EXERCISE INSTRUCTIONS:
Copy each of the following rows word for word.

^^^^^^^^

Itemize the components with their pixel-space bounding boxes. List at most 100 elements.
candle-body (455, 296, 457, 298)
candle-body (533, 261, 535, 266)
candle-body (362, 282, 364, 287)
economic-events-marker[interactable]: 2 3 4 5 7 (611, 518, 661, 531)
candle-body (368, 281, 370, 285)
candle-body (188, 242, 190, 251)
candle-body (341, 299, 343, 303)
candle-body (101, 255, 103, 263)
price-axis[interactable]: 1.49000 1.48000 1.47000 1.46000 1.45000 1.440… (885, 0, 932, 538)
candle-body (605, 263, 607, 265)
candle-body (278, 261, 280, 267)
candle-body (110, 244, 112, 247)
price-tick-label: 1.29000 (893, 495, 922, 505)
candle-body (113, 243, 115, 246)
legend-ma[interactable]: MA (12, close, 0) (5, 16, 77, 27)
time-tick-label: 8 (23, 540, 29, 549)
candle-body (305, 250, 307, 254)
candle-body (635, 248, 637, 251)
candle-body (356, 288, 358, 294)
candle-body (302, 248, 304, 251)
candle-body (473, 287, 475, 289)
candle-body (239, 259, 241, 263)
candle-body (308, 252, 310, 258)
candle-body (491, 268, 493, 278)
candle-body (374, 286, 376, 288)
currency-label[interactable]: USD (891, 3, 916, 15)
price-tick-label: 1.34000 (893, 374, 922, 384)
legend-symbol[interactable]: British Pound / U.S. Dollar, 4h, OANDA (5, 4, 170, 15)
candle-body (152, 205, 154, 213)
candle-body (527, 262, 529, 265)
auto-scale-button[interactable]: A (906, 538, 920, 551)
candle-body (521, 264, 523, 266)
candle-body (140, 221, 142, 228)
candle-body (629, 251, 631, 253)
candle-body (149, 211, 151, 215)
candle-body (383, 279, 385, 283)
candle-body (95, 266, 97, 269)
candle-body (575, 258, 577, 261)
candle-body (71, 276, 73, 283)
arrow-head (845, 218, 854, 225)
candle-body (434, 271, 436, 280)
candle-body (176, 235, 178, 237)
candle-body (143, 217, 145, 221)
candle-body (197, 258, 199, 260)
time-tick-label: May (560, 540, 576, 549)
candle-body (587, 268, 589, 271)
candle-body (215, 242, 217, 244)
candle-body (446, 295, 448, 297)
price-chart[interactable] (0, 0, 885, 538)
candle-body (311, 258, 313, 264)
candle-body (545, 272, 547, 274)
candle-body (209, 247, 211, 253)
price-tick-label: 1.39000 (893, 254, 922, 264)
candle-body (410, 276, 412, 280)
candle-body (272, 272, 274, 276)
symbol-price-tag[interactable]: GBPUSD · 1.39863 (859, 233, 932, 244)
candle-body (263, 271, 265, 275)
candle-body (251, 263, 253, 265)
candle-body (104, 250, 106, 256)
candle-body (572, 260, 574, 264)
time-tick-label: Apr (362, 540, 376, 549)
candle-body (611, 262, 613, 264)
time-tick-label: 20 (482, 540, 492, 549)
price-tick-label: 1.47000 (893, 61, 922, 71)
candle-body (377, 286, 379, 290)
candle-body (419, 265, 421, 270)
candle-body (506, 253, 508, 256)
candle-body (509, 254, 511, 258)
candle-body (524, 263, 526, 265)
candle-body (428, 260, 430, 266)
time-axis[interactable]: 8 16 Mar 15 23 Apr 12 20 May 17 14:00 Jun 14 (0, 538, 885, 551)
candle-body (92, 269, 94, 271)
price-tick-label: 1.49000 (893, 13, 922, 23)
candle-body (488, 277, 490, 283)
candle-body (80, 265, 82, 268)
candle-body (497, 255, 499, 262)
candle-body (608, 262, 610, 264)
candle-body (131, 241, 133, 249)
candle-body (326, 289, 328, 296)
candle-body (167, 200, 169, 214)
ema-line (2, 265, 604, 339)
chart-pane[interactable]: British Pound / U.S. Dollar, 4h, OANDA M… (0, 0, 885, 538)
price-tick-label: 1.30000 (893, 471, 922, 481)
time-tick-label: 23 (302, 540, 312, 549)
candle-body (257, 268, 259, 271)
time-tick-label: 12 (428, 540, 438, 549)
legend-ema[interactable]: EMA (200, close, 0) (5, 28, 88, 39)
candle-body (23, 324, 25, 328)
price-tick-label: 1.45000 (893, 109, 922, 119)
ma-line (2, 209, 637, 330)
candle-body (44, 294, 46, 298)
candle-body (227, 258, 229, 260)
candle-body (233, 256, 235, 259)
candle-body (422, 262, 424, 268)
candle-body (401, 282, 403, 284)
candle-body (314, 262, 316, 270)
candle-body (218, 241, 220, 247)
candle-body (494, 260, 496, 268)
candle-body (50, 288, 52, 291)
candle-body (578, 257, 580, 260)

^^^^^^^^

RESULT FOR THIS TASK:
Itemize the components with their pixel-space bounding boxes. List at most 100 elements.
candle-body (455, 296, 457, 298)
candle-body (533, 261, 535, 266)
candle-body (362, 282, 364, 287)
economic-events-marker[interactable]: 2 3 4 5 7 (611, 518, 661, 531)
candle-body (368, 281, 370, 285)
candle-body (188, 242, 190, 251)
candle-body (341, 299, 343, 303)
candle-body (101, 255, 103, 263)
price-axis[interactable]: 1.49000 1.48000 1.47000 1.46000 1.45000 1.440… (885, 0, 932, 538)
candle-body (605, 263, 607, 265)
candle-body (278, 261, 280, 267)
candle-body (110, 244, 112, 247)
price-tick-label: 1.29000 (893, 495, 922, 505)
candle-body (113, 243, 115, 246)
legend-ma[interactable]: MA (12, close, 0) (5, 16, 77, 27)
time-tick-label: 8 (23, 540, 29, 549)
candle-body (305, 250, 307, 254)
candle-body (635, 248, 637, 251)
candle-body (356, 288, 358, 294)
candle-body (302, 248, 304, 251)
candle-body (473, 287, 475, 289)
candle-body (239, 259, 241, 263)
candle-body (308, 252, 310, 258)
candle-body (491, 268, 493, 278)
candle-body (374, 286, 376, 288)
currency-label[interactable]: USD (891, 3, 916, 15)
price-tick-label: 1.34000 (893, 374, 922, 384)
legend-symbol[interactable]: British Pound / U.S. Dollar, 4h, OANDA (5, 4, 170, 15)
candle-body (152, 205, 154, 213)
candle-body (527, 262, 529, 265)
auto-scale-button[interactable]: A (906, 538, 920, 551)
candle-body (521, 264, 523, 266)
candle-body (140, 221, 142, 228)
candle-body (629, 251, 631, 253)
candle-body (149, 211, 151, 215)
candle-body (383, 279, 385, 283)
candle-body (95, 266, 97, 269)
candle-body (575, 258, 577, 261)
candle-body (71, 276, 73, 283)
arrow-head (845, 218, 854, 225)
candle-body (434, 271, 436, 280)
candle-body (176, 235, 178, 237)
candle-body (143, 217, 145, 221)
candle-body (197, 258, 199, 260)
time-tick-label: May (560, 540, 576, 549)
candle-body (587, 268, 589, 271)
candle-body (215, 242, 217, 244)
candle-body (446, 295, 448, 297)
price-chart[interactable] (0, 0, 885, 538)
candle-body (311, 258, 313, 264)
candle-body (545, 272, 547, 274)
candle-body (209, 247, 211, 253)
price-tick-label: 1.39000 (893, 254, 922, 264)
candle-body (410, 276, 412, 280)
candle-body (272, 272, 274, 276)
symbol-price-tag[interactable]: GBPUSD · 1.39863 (859, 233, 932, 244)
candle-body (263, 271, 265, 275)
candle-body (251, 263, 253, 265)
candle-body (104, 250, 106, 256)
candle-body (572, 260, 574, 264)
time-tick-label: Apr (362, 540, 376, 549)
candle-body (611, 262, 613, 264)
time-tick-label: 20 (482, 540, 492, 549)
price-tick-label: 1.47000 (893, 61, 922, 71)
candle-body (377, 286, 379, 290)
candle-body (419, 265, 421, 270)
candle-body (506, 253, 508, 256)
candle-body (509, 254, 511, 258)
candle-body (524, 263, 526, 265)
candle-body (428, 260, 430, 266)
time-axis[interactable]: 8 16 Mar 15 23 Apr 12 20 May 17 14:00 Jun 14 (0, 538, 885, 551)
candle-body (92, 269, 94, 271)
price-tick-label: 1.49000 (893, 13, 922, 23)
candle-body (488, 277, 490, 283)
candle-body (80, 265, 82, 268)
candle-body (497, 255, 499, 262)
candle-body (608, 262, 610, 264)
candle-body (131, 241, 133, 249)
candle-body (326, 289, 328, 296)
candle-body (167, 200, 169, 214)
ema-line (2, 265, 604, 339)
chart-pane[interactable]: British Pound / U.S. Dollar, 4h, OANDA M… (0, 0, 885, 538)
price-tick-label: 1.30000 (893, 471, 922, 481)
time-tick-label: 23 (302, 540, 312, 549)
candle-body (257, 268, 259, 271)
time-tick-label: 12 (428, 540, 438, 549)
legend-ema[interactable]: EMA (200, close, 0) (5, 28, 88, 39)
candle-body (23, 324, 25, 328)
price-tick-label: 1.45000 (893, 109, 922, 119)
ma-line (2, 209, 637, 330)
candle-body (44, 294, 46, 298)
candle-body (227, 258, 229, 260)
candle-body (233, 256, 235, 259)
candle-body (422, 262, 424, 268)
candle-body (401, 282, 403, 284)
candle-body (314, 262, 316, 270)
candle-body (218, 241, 220, 247)
candle-body (494, 260, 496, 268)
candle-body (50, 288, 52, 291)
candle-body (578, 257, 580, 260)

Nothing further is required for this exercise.